* Extracted data

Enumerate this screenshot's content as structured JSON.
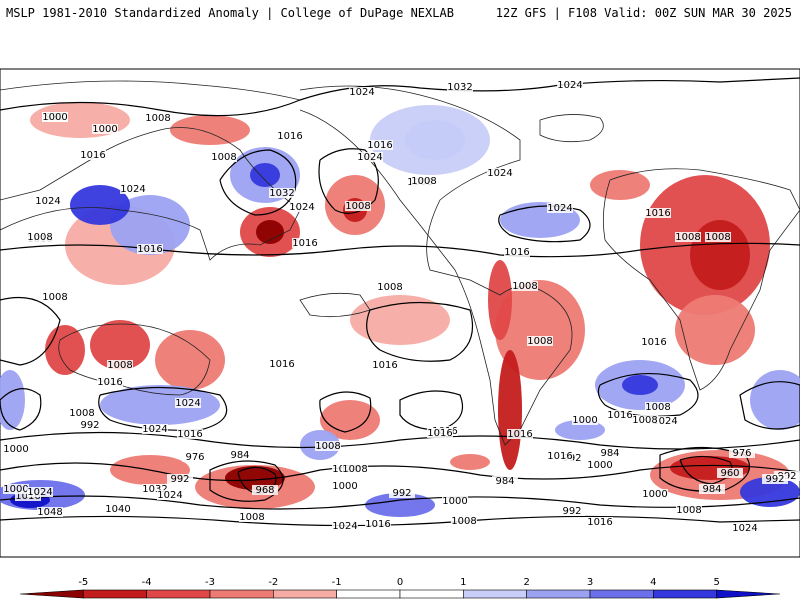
{
  "header": {
    "left": "MSLP 1981-2010 Standardized Anomaly | College of DuPage NEXLAB",
    "right": "12Z GFS | F108 Valid: 00Z SUN MAR 30 2025"
  },
  "colorbar": {
    "ticks": [
      "-5",
      "-4",
      "-3",
      "-2",
      "-1",
      "0",
      "1",
      "2",
      "3",
      "4",
      "5"
    ],
    "colors": [
      "#8b0000",
      "#c41c1c",
      "#e04848",
      "#ee7a74",
      "#f6aca4",
      "#ffffff",
      "#ffffff",
      "#c8cef8",
      "#9ca2f2",
      "#6c70ea",
      "#3538dc",
      "#1010c8"
    ]
  },
  "isobar_labels": [
    "992",
    "1000",
    "1008",
    "1016",
    "1024",
    "1032",
    "1024",
    "1024",
    "1008",
    "1016",
    "1024",
    "1032",
    "1016",
    "1024",
    "1008",
    "1008",
    "1016",
    "1024",
    "1016",
    "1008",
    "1008",
    "1016",
    "1024",
    "1024",
    "1016",
    "1016",
    "1008",
    "1008",
    "1016",
    "1008",
    "1008",
    "1008",
    "1016",
    "1008",
    "1016",
    "1008",
    "1016",
    "1024",
    "1024",
    "1016",
    "1024",
    "1008",
    "1016",
    "1000",
    "1008",
    "1016",
    "1016",
    "1024",
    "1008",
    "992",
    "1008",
    "1000",
    "1016",
    "992",
    "984",
    "976",
    "984",
    "992",
    "1032",
    "1024",
    "968",
    "1000",
    "1040",
    "1048",
    "1008",
    "992",
    "1016",
    "1024",
    "1000",
    "1008",
    "1016",
    "992",
    "1000",
    "984",
    "992",
    "984",
    "976",
    "960",
    "1008",
    "992",
    "1000",
    "1024",
    "1016",
    "1000",
    "1008",
    "1016",
    "1024",
    "1000"
  ]
}
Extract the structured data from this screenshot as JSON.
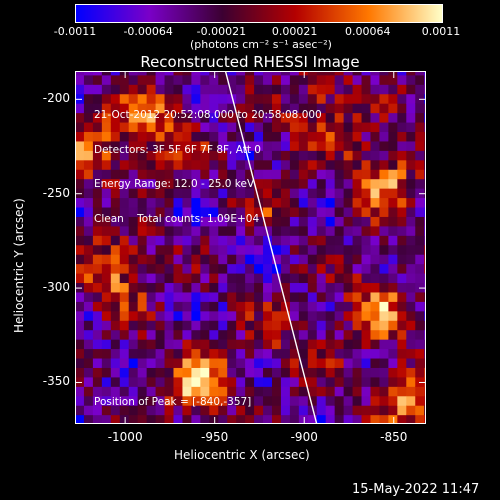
{
  "colorbar": {
    "tick_labels": [
      "-0.0011",
      "-0.00064",
      "-0.00021",
      "0.00021",
      "0.00064",
      "0.0011"
    ],
    "unit_label": "(photons cm⁻² s⁻¹ asec⁻²)",
    "colors": [
      "#0000ff",
      "#7a00c8",
      "#3c0032",
      "#b40000",
      "#ff7800",
      "#ffffc8"
    ]
  },
  "title": "Reconstructed RHESSI Image",
  "info_lines": [
    "21-Oct-2012 20:52:08.000 to 20:58:08.000",
    "Detectors: 3F 5F 6F 7F 8F, Att 0",
    "Energy Range: 12.0 - 25.0 keV",
    "Clean    Total counts: 1.09E+04"
  ],
  "peak_label": "Position of Peak = [-840,-357]",
  "footer_timestamp": "15-May-2022 11:47",
  "chart_data": {
    "type": "heatmap",
    "title": "Reconstructed RHESSI Image",
    "xlabel": "Heliocentric X (arcsec)",
    "ylabel": "Heliocentric Y (arcsec)",
    "xlim": [
      -1028,
      -832
    ],
    "ylim": [
      -372,
      -185
    ],
    "x_ticks": [
      -1000,
      -950,
      -900,
      -850
    ],
    "y_ticks": [
      -350,
      -300,
      -250,
      -200
    ],
    "x_tick_labels": [
      "-1000",
      "-950",
      "-900",
      "-850"
    ],
    "y_tick_labels": [
      "-350",
      "-300",
      "-250",
      "-200"
    ],
    "colorbar_range": [
      -0.0011,
      0.0011
    ],
    "limb_line": [
      [
        -944,
        -185
      ],
      [
        -893,
        -372
      ]
    ],
    "peak_position": [
      -840,
      -357
    ],
    "hotspots": [
      {
        "x": -1005,
        "y": -290,
        "value": 0.001
      },
      {
        "x": -960,
        "y": -350,
        "value": 0.0011
      },
      {
        "x": -980,
        "y": -215,
        "value": 0.0009
      },
      {
        "x": -1015,
        "y": -225,
        "value": 0.0008
      },
      {
        "x": -855,
        "y": -240,
        "value": 0.001
      },
      {
        "x": -890,
        "y": -205,
        "value": 0.0009
      },
      {
        "x": -840,
        "y": -357,
        "value": 0.0011
      },
      {
        "x": -860,
        "y": -310,
        "value": 0.0009
      },
      {
        "x": -910,
        "y": -330,
        "value": 0.0005
      },
      {
        "x": -920,
        "y": -250,
        "value": 0.0004
      }
    ]
  }
}
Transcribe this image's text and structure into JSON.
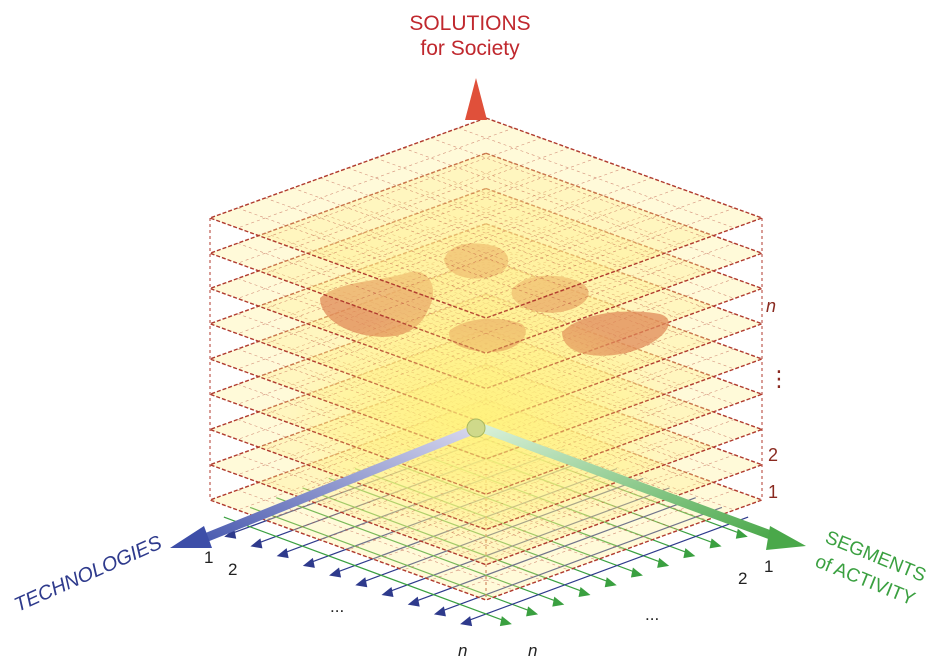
{
  "axes": {
    "vertical": {
      "title_line1": "SOLUTIONS",
      "title_line2": "for Society",
      "color": "#c0282e"
    },
    "left": {
      "title": "TECHNOLOGIES",
      "color": "#2e3a8c"
    },
    "right": {
      "title_line1": "SEGMENTS",
      "title_line2": "of ACTIVITY",
      "color": "#3aa040"
    }
  },
  "layer_labels": [
    "1",
    "2",
    "⋮",
    "n"
  ],
  "technology_labels": [
    "1",
    "2",
    "...",
    "n"
  ],
  "segment_labels": [
    "1",
    "2",
    "...",
    "n"
  ],
  "colors": {
    "layer_fill": "#fff08a",
    "layer_stroke": "#b03a2e",
    "blob_fill": "#e08a5a",
    "tech_arrow": "#2e3a8c",
    "segment_arrow": "#3aa040",
    "vertical_arrow": "#e0503a"
  }
}
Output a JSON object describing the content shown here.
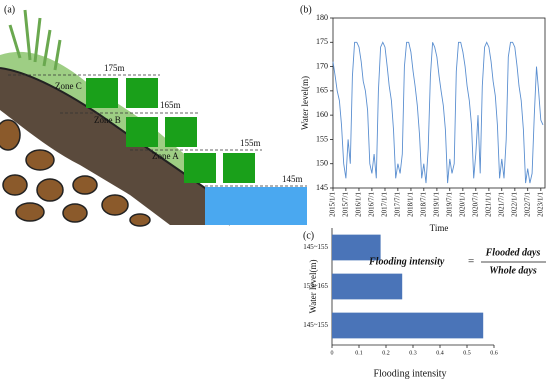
{
  "panel_a": {
    "label": "(a)",
    "zones": [
      "Zone C",
      "Zone B",
      "Zone A"
    ],
    "levels": [
      "175m",
      "165m",
      "155m",
      "145m"
    ]
  },
  "chart_data": [
    {
      "type": "line",
      "panel_label": "(b)",
      "y_label": "Water level(m)",
      "x_label": "Time",
      "color": "#5b8fd0",
      "ylim": [
        145,
        180
      ],
      "yticks": [
        145,
        150,
        155,
        160,
        165,
        170,
        175,
        180
      ],
      "xlim": [
        "2015/1/1",
        "2023/3/1"
      ],
      "xticks": [
        "2015/1/1",
        "2015/7/1",
        "2016/1/1",
        "2016/7/1",
        "2017/1/1",
        "2017/7/1",
        "2018/1/1",
        "2018/7/1",
        "2019/1/1",
        "2019/7/1",
        "2020/1/1",
        "2020/7/1",
        "2021/1/1",
        "2021/7/1",
        "2022/1/1",
        "2022/7/1",
        "2023/1/1"
      ],
      "x": [
        "2015/1/1",
        "2015/2/1",
        "2015/3/1",
        "2015/4/1",
        "2015/5/1",
        "2015/6/1",
        "2015/7/1",
        "2015/8/1",
        "2015/9/1",
        "2015/10/1",
        "2015/11/1",
        "2015/12/1",
        "2016/1/1",
        "2016/2/1",
        "2016/3/1",
        "2016/4/1",
        "2016/5/1",
        "2016/6/1",
        "2016/7/1",
        "2016/8/1",
        "2016/9/1",
        "2016/10/1",
        "2016/11/1",
        "2016/12/1",
        "2017/1/1",
        "2017/2/1",
        "2017/3/1",
        "2017/4/1",
        "2017/5/1",
        "2017/6/1",
        "2017/7/1",
        "2017/8/1",
        "2017/9/1",
        "2017/10/1",
        "2017/11/1",
        "2017/12/1",
        "2018/1/1",
        "2018/2/1",
        "2018/3/1",
        "2018/4/1",
        "2018/5/1",
        "2018/6/1",
        "2018/7/1",
        "2018/8/1",
        "2018/9/1",
        "2018/10/1",
        "2018/11/1",
        "2018/12/1",
        "2019/1/1",
        "2019/2/1",
        "2019/3/1",
        "2019/4/1",
        "2019/5/1",
        "2019/6/1",
        "2019/7/1",
        "2019/8/1",
        "2019/9/1",
        "2019/10/1",
        "2019/11/1",
        "2019/12/1",
        "2020/1/1",
        "2020/2/1",
        "2020/3/1",
        "2020/4/1",
        "2020/5/1",
        "2020/6/1",
        "2020/7/1",
        "2020/8/1",
        "2020/9/1",
        "2020/10/1",
        "2020/11/1",
        "2020/12/1",
        "2021/1/1",
        "2021/2/1",
        "2021/3/1",
        "2021/4/1",
        "2021/5/1",
        "2021/6/1",
        "2021/7/1",
        "2021/8/1",
        "2021/9/1",
        "2021/10/1",
        "2021/11/1",
        "2021/12/1",
        "2022/1/1",
        "2022/2/1",
        "2022/3/1",
        "2022/4/1",
        "2022/5/1",
        "2022/6/1",
        "2022/7/1",
        "2022/8/1",
        "2022/9/1",
        "2022/10/1",
        "2022/11/1",
        "2022/12/1",
        "2023/1/1",
        "2023/2/1"
      ],
      "values": [
        171,
        168,
        165,
        163,
        158,
        150,
        147,
        155,
        150,
        168,
        175,
        175,
        174,
        171,
        167,
        165,
        161,
        150,
        148,
        152,
        147,
        165,
        174,
        175,
        174,
        170,
        166,
        163,
        157,
        147,
        150,
        148,
        152,
        170,
        175,
        175,
        173,
        169,
        166,
        162,
        156,
        147,
        150,
        146,
        153,
        168,
        175,
        174,
        172,
        168,
        165,
        162,
        157,
        146,
        151,
        148,
        150,
        169,
        175,
        175,
        173,
        170,
        166,
        163,
        158,
        147,
        152,
        160,
        148,
        166,
        174,
        175,
        174,
        171,
        167,
        164,
        158,
        147,
        151,
        147,
        155,
        172,
        175,
        175,
        174,
        170,
        166,
        163,
        157,
        146,
        149,
        146,
        148,
        160,
        170,
        165,
        159,
        158
      ]
    },
    {
      "type": "barh",
      "panel_label": "(c)",
      "y_label": "Water level(m)",
      "x_label": "Flooding intensity",
      "color": "#4a74b8",
      "categories": [
        "145~155",
        "155~165",
        "145~155"
      ],
      "values": [
        0.18,
        0.26,
        0.56
      ],
      "xlim": [
        0,
        0.6
      ],
      "xticks": [
        0,
        0.1,
        0.2,
        0.3,
        0.4,
        0.5,
        0.6
      ],
      "formula": {
        "lhs": "Flooding intensity",
        "equals": "=",
        "numerator": "Flooded days",
        "denominator": "Whole days"
      }
    }
  ]
}
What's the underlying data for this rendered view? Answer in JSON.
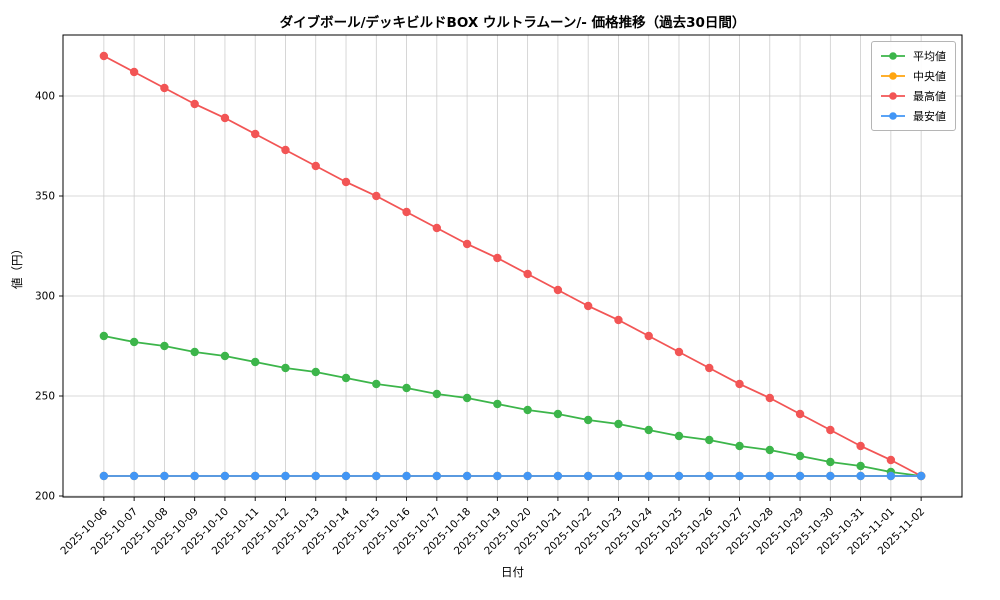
{
  "chart_data": {
    "type": "line",
    "title": "ダイブボール/デッキビルドBOX ウルトラムーン/- 価格推移（過去30日間）",
    "xlabel": "日付",
    "ylabel": "値（円）",
    "grid": true,
    "legend_position": "upper right",
    "ylim": [
      199.5,
      430.5
    ],
    "yticks": [
      200,
      250,
      300,
      350,
      400
    ],
    "x": [
      "2025-10-06",
      "2025-10-07",
      "2025-10-08",
      "2025-10-09",
      "2025-10-10",
      "2025-10-11",
      "2025-10-12",
      "2025-10-13",
      "2025-10-14",
      "2025-10-15",
      "2025-10-16",
      "2025-10-17",
      "2025-10-18",
      "2025-10-19",
      "2025-10-20",
      "2025-10-21",
      "2025-10-22",
      "2025-10-23",
      "2025-10-24",
      "2025-10-25",
      "2025-10-26",
      "2025-10-27",
      "2025-10-28",
      "2025-10-29",
      "2025-10-30",
      "2025-10-31",
      "2025-11-01",
      "2025-11-02"
    ],
    "series": [
      {
        "name": "平均値",
        "key": "average",
        "color": "#3cb54a",
        "values": [
          280,
          277,
          275,
          272,
          270,
          267,
          264,
          262,
          259,
          256,
          254,
          251,
          249,
          246,
          243,
          241,
          238,
          236,
          233,
          230,
          228,
          225,
          223,
          220,
          217,
          215,
          212,
          210
        ]
      },
      {
        "name": "中央値",
        "key": "median",
        "color": "#ffa510",
        "values": [
          210,
          210,
          210,
          210,
          210,
          210,
          210,
          210,
          210,
          210,
          210,
          210,
          210,
          210,
          210,
          210,
          210,
          210,
          210,
          210,
          210,
          210,
          210,
          210,
          210,
          210,
          210,
          210
        ]
      },
      {
        "name": "最高値",
        "key": "max",
        "color": "#f25555",
        "values": [
          420,
          412,
          404,
          396,
          389,
          381,
          373,
          365,
          357,
          350,
          342,
          334,
          326,
          319,
          311,
          303,
          295,
          288,
          280,
          272,
          264,
          256,
          249,
          241,
          233,
          225,
          218,
          210
        ]
      },
      {
        "name": "最安値",
        "key": "min",
        "color": "#4296f5",
        "values": [
          210,
          210,
          210,
          210,
          210,
          210,
          210,
          210,
          210,
          210,
          210,
          210,
          210,
          210,
          210,
          210,
          210,
          210,
          210,
          210,
          210,
          210,
          210,
          210,
          210,
          210,
          210,
          210
        ]
      }
    ]
  }
}
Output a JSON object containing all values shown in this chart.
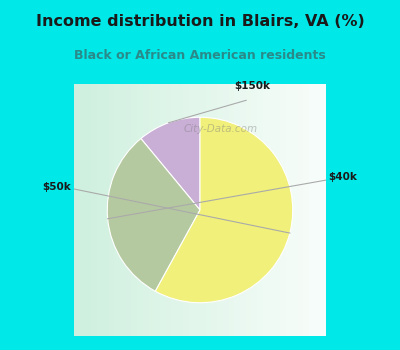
{
  "title": "Income distribution in Blairs, VA (%)",
  "subtitle": "Black or African American residents",
  "slices": [
    {
      "label": "$150k",
      "value": 11,
      "color": "#c9aed6"
    },
    {
      "label": "$40k",
      "value": 31,
      "color": "#b5c9a0"
    },
    {
      "label": "$50k",
      "value": 58,
      "color": "#f0f07a"
    }
  ],
  "startangle": 90,
  "background_color": "#00e8e8",
  "title_color": "#1a1a1a",
  "subtitle_color": "#2a8a8a",
  "label_color": "#1a1a1a",
  "watermark": "City-Data.com"
}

* Task goal
From the line containing "Output a JSON object containing" through the end of the entries, quote each line exactly and nothing else, excluding all pictures.

* Result of the task
Output a JSON object containing all values shown in this chart.
{
  "title": "Income distribution in Blairs, VA (%)",
  "subtitle": "Black or African American residents",
  "slices": [
    {
      "label": "$150k",
      "value": 11,
      "color": "#c9aed6"
    },
    {
      "label": "$40k",
      "value": 31,
      "color": "#b5c9a0"
    },
    {
      "label": "$50k",
      "value": 58,
      "color": "#f0f07a"
    }
  ],
  "startangle": 90,
  "background_color": "#00e8e8",
  "title_color": "#1a1a1a",
  "subtitle_color": "#2a8a8a",
  "label_color": "#1a1a1a",
  "watermark": "City-Data.com"
}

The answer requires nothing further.